◆ **ITEMS**
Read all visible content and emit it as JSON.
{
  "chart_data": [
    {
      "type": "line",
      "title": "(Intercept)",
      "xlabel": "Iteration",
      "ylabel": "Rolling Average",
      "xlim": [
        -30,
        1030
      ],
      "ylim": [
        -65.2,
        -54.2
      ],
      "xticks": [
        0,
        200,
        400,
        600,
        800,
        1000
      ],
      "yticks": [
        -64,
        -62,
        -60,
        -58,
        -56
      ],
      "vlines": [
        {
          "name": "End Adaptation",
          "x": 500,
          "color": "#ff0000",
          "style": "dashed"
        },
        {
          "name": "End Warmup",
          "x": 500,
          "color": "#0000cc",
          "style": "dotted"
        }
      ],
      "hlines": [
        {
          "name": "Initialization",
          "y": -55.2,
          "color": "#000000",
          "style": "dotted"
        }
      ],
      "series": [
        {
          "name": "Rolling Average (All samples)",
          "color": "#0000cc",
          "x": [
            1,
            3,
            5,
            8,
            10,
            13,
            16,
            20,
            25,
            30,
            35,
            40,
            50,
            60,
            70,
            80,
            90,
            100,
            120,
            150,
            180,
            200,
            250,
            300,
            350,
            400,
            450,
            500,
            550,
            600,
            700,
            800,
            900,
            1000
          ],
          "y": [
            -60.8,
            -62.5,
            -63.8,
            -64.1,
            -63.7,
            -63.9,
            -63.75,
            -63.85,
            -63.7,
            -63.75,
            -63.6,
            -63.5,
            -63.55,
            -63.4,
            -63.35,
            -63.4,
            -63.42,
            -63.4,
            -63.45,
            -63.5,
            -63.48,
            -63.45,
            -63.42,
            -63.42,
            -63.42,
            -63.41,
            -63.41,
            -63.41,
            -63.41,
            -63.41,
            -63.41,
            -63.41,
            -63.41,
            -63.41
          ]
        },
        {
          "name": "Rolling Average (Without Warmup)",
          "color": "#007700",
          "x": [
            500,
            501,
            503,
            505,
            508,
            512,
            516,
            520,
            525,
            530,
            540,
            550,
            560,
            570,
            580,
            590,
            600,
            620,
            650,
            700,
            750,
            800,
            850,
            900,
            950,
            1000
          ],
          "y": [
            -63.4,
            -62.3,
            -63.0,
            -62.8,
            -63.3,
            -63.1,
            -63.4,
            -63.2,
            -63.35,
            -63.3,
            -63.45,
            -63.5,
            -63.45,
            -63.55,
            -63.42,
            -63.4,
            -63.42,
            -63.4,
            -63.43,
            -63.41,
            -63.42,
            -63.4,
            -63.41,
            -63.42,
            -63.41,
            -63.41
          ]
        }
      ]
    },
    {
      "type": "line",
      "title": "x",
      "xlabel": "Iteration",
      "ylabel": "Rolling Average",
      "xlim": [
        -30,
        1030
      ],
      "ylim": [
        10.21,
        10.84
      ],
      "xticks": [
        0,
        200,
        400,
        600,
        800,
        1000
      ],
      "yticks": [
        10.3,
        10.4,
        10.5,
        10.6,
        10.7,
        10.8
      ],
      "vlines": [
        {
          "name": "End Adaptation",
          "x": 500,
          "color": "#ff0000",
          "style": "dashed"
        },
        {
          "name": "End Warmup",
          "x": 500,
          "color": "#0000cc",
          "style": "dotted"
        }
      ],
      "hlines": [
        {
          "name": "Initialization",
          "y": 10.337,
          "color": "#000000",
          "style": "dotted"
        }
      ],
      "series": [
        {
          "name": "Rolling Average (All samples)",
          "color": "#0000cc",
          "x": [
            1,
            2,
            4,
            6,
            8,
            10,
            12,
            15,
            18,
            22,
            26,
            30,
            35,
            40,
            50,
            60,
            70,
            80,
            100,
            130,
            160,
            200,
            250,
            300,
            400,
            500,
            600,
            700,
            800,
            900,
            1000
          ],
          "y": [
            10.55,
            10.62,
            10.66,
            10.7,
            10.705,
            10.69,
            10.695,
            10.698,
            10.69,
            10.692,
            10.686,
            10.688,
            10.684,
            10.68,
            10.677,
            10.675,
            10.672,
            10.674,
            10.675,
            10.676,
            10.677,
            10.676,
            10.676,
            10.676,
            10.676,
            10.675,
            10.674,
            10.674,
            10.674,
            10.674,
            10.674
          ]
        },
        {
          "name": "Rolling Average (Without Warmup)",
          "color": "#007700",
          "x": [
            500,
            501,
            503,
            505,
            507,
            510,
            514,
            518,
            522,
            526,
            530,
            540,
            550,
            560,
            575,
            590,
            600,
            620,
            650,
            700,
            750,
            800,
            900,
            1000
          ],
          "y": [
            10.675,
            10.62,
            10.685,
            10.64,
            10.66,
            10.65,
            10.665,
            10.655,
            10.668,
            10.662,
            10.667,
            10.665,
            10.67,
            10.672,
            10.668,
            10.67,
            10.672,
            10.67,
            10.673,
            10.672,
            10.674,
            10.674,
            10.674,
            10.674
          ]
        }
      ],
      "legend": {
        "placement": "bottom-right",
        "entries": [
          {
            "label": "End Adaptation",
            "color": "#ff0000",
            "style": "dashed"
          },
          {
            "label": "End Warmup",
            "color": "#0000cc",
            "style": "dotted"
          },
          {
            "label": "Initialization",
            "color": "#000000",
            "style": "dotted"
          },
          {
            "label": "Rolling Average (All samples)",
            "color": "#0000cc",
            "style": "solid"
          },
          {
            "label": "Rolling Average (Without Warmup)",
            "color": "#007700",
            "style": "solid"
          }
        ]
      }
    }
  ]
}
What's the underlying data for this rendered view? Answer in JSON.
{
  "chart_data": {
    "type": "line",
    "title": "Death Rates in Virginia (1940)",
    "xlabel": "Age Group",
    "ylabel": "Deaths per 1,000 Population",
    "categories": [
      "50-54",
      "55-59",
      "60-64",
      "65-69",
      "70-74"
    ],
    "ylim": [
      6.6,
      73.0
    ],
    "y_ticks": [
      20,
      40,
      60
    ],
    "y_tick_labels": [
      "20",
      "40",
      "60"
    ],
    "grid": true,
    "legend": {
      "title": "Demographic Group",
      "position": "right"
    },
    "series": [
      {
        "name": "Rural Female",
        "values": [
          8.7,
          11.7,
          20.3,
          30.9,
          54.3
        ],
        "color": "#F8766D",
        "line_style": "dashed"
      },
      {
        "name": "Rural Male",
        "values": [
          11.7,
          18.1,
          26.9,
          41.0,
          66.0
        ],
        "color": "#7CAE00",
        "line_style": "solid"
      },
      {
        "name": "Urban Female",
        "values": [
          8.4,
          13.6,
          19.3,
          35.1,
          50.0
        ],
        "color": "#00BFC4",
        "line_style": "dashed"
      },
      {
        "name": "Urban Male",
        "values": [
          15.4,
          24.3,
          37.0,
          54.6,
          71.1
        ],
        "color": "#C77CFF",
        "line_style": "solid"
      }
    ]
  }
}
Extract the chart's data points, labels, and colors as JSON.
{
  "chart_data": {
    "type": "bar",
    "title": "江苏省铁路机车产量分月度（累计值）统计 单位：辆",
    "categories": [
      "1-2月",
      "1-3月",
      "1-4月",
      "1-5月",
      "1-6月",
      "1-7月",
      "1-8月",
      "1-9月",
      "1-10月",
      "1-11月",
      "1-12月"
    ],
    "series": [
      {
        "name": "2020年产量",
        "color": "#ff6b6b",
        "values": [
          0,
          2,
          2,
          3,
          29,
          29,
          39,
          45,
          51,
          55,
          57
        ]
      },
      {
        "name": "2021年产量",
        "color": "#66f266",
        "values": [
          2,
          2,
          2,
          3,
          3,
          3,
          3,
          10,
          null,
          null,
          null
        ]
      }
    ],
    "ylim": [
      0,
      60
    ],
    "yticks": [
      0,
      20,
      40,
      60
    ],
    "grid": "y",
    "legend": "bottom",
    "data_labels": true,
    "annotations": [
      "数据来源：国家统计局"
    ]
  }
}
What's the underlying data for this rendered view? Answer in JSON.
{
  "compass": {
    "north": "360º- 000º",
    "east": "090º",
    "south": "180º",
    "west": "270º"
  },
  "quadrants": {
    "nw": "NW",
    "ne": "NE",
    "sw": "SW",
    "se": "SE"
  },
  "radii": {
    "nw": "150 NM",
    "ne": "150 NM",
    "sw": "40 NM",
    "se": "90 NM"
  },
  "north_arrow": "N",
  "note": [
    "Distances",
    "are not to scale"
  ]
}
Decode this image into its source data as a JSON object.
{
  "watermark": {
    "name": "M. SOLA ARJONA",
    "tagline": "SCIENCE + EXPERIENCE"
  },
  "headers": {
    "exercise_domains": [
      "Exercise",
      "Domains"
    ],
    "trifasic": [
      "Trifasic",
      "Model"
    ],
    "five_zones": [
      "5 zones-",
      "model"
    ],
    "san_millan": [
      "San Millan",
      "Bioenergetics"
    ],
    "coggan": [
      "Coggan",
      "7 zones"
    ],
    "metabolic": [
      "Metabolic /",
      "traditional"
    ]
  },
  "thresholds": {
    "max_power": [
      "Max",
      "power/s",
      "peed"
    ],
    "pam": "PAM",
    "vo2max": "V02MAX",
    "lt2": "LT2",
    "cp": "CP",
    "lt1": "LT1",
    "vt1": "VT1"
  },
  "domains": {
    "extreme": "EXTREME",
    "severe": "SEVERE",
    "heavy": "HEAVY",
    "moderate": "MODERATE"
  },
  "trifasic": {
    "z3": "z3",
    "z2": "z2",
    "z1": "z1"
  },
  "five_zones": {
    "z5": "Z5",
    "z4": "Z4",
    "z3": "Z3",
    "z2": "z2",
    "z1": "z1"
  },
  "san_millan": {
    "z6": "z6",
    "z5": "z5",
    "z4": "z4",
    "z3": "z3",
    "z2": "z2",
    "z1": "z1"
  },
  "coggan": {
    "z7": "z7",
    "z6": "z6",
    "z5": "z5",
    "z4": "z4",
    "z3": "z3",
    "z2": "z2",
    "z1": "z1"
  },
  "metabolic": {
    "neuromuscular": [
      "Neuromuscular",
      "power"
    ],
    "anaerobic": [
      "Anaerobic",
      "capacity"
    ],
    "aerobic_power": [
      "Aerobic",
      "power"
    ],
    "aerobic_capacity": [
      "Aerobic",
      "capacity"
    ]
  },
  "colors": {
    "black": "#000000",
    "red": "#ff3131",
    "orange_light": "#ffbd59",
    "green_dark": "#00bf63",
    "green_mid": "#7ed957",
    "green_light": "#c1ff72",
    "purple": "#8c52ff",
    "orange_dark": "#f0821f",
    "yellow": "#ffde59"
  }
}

◆ **INSTRUCTIONS FOR THE TASK**
Only the number is wanted: how many lines of the material contain the word "title"?

◆ **RESULT FOR THIS EXERCISE**
5